> **TASK REQUIREMENTS**
Take each line containing the word "elektromosan" and copy it.

— start —

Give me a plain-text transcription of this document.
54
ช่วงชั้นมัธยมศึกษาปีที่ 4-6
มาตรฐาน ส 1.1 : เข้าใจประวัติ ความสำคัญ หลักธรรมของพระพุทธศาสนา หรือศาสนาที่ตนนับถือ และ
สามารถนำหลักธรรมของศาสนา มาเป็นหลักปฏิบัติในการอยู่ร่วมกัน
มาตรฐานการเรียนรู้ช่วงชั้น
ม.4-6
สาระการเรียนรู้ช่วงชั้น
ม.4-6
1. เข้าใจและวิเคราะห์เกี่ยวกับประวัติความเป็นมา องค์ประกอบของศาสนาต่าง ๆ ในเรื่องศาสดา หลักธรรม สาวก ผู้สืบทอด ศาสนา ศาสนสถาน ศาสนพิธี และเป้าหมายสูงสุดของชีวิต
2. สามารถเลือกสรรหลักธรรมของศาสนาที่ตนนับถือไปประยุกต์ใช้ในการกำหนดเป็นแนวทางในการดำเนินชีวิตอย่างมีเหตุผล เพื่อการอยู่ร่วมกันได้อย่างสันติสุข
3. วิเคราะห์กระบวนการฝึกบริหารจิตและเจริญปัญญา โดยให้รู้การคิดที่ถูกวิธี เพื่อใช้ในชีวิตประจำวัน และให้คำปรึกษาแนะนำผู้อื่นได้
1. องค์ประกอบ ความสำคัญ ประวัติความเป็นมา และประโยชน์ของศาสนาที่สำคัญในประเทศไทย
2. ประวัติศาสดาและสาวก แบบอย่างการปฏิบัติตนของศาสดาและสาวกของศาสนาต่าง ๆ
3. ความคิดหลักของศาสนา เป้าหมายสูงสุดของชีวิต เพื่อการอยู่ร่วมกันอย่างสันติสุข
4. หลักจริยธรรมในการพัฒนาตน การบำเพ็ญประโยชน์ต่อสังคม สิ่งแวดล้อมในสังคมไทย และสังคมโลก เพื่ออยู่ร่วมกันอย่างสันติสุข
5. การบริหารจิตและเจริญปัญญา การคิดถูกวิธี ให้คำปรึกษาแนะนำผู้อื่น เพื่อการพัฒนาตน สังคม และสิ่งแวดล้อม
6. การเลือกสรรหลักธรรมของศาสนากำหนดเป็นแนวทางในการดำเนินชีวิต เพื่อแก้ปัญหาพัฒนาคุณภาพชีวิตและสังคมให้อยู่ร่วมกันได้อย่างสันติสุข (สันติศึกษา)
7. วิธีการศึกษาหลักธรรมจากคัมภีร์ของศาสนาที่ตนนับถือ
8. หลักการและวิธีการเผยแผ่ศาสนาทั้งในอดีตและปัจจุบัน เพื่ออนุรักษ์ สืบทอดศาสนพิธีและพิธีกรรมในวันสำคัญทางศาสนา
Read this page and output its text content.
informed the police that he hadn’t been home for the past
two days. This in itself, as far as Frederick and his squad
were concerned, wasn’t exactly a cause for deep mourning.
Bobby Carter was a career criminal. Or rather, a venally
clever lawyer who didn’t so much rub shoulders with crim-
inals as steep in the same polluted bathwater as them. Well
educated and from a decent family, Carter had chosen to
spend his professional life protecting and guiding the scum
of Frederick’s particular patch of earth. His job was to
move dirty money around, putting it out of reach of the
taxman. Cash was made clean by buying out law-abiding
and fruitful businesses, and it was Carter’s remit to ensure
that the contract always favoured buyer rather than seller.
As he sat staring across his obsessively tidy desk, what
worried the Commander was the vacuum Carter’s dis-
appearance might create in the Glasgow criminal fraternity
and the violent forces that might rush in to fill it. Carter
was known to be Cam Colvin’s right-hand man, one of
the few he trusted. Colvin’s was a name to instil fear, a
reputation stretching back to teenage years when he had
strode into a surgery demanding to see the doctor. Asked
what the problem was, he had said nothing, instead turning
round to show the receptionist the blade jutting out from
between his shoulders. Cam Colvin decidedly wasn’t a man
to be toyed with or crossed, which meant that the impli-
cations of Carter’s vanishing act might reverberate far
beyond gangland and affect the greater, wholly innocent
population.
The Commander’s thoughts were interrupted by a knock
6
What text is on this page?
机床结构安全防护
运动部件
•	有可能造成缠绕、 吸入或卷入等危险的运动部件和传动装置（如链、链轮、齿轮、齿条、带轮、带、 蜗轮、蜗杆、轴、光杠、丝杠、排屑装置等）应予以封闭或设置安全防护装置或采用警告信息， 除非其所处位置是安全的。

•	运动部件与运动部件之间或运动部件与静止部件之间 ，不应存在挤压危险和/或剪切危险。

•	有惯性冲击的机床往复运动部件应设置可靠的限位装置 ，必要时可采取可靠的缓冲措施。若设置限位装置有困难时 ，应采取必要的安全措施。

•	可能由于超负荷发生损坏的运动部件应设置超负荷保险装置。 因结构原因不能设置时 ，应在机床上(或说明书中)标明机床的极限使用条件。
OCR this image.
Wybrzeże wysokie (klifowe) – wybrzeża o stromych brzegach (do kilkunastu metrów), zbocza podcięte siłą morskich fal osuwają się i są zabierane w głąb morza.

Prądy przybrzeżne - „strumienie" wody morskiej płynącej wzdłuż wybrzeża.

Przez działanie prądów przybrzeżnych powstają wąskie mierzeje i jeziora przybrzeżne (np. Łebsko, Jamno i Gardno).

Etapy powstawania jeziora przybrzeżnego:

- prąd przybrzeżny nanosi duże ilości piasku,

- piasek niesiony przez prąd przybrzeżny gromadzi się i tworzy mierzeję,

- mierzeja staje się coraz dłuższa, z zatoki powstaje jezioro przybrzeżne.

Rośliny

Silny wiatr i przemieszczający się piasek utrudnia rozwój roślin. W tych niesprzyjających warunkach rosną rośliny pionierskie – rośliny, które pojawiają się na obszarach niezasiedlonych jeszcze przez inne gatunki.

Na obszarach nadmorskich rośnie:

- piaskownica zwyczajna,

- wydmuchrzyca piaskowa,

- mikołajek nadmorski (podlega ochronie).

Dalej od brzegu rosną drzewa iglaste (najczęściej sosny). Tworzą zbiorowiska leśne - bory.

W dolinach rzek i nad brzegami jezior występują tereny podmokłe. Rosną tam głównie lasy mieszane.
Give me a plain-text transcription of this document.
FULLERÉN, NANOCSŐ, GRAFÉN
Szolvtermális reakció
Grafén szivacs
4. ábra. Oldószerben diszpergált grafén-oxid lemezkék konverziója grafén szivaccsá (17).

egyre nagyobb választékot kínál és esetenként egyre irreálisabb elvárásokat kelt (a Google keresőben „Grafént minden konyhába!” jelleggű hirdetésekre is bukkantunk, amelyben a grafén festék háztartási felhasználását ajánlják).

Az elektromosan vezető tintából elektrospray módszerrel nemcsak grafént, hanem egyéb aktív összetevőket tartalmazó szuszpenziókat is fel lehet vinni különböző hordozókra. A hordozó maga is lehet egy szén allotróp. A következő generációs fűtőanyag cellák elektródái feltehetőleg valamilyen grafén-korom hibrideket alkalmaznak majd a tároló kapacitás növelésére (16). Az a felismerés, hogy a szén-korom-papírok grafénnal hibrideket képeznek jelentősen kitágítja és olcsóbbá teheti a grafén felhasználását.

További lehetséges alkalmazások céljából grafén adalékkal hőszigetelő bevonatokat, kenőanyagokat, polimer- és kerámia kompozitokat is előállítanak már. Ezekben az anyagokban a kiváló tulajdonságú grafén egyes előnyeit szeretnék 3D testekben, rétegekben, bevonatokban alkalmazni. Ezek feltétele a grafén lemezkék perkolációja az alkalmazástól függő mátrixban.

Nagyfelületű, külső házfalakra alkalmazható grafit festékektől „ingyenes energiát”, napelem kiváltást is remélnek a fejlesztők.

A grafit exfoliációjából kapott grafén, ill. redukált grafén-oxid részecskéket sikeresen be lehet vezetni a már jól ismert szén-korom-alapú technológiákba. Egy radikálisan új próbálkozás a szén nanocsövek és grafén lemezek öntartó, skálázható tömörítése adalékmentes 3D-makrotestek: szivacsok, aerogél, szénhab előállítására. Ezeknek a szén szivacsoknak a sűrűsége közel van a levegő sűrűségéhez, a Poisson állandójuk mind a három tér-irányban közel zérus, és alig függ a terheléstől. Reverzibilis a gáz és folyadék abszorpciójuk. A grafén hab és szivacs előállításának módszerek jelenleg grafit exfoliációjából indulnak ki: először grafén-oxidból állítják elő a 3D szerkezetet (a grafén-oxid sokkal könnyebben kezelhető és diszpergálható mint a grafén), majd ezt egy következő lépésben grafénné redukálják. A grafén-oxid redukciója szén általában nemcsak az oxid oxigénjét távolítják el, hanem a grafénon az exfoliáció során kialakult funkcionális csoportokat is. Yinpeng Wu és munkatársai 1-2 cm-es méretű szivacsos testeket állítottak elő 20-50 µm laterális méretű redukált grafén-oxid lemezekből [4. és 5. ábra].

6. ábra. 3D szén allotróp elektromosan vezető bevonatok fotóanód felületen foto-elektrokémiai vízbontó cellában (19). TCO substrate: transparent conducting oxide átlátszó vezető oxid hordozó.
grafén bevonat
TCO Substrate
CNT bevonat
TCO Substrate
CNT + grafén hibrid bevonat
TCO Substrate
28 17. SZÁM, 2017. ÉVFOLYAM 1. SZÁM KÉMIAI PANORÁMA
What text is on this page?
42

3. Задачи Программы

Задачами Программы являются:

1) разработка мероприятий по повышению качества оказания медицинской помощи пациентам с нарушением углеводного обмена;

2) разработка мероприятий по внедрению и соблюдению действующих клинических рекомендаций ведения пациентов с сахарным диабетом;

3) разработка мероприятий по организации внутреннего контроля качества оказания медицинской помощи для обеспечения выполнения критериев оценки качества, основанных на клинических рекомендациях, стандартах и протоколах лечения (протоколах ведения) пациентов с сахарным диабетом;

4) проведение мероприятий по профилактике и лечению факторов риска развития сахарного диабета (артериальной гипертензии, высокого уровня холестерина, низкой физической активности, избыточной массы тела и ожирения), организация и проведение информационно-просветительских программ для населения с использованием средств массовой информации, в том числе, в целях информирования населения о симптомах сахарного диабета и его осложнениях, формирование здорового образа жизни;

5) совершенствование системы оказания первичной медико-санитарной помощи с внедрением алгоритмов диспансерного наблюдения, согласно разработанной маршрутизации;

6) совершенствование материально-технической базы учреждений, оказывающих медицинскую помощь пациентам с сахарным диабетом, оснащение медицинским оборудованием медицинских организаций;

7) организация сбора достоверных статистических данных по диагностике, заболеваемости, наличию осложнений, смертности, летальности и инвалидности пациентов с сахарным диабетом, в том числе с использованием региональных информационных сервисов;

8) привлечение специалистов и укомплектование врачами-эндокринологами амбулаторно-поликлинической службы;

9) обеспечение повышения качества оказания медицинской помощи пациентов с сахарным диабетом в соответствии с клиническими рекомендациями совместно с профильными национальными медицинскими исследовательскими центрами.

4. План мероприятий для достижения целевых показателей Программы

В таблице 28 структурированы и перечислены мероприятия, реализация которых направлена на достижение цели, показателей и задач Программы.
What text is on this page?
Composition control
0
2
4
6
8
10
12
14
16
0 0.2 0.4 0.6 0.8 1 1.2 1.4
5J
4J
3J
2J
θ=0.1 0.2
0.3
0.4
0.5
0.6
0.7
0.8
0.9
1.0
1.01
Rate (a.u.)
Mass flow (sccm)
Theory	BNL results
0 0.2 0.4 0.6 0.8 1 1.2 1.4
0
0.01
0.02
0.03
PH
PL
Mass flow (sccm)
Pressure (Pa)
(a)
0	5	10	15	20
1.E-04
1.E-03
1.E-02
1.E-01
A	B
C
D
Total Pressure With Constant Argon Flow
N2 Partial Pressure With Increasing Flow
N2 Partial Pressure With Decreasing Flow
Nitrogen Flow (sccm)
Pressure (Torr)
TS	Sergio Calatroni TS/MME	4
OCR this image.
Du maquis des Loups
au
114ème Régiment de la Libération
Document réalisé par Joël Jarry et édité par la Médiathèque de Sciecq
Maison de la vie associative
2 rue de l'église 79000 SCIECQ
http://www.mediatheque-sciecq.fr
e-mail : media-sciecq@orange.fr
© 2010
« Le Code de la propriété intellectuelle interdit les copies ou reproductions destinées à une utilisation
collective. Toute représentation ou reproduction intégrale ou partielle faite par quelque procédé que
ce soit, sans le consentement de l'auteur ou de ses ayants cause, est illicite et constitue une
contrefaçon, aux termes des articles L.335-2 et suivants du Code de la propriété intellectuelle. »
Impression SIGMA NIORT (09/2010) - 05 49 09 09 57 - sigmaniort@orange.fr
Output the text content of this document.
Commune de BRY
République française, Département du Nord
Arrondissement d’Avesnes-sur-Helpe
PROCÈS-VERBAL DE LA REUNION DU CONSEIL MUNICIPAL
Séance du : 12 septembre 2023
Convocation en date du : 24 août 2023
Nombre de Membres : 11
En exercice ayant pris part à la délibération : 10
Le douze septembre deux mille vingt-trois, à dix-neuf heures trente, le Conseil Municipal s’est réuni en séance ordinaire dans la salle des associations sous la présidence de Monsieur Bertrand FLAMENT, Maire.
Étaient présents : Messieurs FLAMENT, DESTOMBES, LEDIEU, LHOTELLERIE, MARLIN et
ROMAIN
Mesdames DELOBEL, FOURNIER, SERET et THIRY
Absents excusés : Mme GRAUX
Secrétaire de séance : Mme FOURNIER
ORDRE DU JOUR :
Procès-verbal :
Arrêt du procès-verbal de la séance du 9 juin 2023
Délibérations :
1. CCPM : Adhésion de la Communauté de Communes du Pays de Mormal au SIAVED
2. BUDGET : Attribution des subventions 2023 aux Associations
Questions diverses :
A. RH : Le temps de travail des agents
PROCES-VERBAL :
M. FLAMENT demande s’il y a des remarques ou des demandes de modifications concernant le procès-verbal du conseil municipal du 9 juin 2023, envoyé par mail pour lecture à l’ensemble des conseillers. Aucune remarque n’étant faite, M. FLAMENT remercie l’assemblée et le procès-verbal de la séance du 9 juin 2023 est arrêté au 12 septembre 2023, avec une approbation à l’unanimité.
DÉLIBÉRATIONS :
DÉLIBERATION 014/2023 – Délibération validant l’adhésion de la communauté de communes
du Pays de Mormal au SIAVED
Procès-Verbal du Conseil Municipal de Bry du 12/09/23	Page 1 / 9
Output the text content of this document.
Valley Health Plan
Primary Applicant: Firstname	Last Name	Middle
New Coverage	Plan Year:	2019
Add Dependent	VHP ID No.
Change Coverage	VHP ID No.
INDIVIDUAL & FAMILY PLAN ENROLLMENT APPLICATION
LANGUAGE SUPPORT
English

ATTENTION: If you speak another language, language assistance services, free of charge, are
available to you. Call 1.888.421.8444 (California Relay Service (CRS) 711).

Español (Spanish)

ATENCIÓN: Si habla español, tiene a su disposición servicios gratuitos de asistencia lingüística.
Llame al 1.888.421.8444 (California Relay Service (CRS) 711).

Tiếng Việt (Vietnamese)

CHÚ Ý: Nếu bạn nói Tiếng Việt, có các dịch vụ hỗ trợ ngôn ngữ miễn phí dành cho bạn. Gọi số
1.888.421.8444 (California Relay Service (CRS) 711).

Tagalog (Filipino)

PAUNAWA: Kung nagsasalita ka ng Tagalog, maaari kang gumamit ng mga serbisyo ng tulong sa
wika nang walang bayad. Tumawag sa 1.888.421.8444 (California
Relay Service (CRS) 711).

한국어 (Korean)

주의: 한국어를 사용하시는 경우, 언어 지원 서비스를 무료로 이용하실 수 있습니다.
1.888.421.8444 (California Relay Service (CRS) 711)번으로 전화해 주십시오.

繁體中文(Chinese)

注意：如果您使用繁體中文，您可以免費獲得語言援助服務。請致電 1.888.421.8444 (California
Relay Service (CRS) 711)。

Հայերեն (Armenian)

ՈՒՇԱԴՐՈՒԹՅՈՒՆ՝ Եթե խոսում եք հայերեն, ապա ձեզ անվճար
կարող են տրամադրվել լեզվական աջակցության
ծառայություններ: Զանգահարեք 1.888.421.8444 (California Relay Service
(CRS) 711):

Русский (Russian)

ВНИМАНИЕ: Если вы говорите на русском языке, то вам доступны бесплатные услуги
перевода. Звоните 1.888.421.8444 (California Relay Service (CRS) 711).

— end —

> **RESPONSE TO THE EXERCISE**
Az elektromosan vezető tintából elektrospray módszerrel nemcsak grafént, hanem egyéb aktív összetevőket tartalmazó szuszpenziókat is fel lehet vinni különböző hordozókra. A hordozó maga is lehet egy szén allotróp. A következő generációs fűtőanyag cellák elektródái feltehetőleg valamilyen grafén-korom hibrideket alkalmaznak majd a tároló kapacitás növelésére (16). Az a felismerés, hogy a szén-korom-papírok grafénnal hibrideket képeznek jelentősen kitágítja és olcsóbbá teheti a grafén felhasználását.
6. ábra. 3D szén allotróp elektromosan vezető bevonatok fotóanód felületen foto-elektrokémiai vízbontó cellában (19). TCO substrate: transparent conducting oxide átlátszó vezető oxid hordozó.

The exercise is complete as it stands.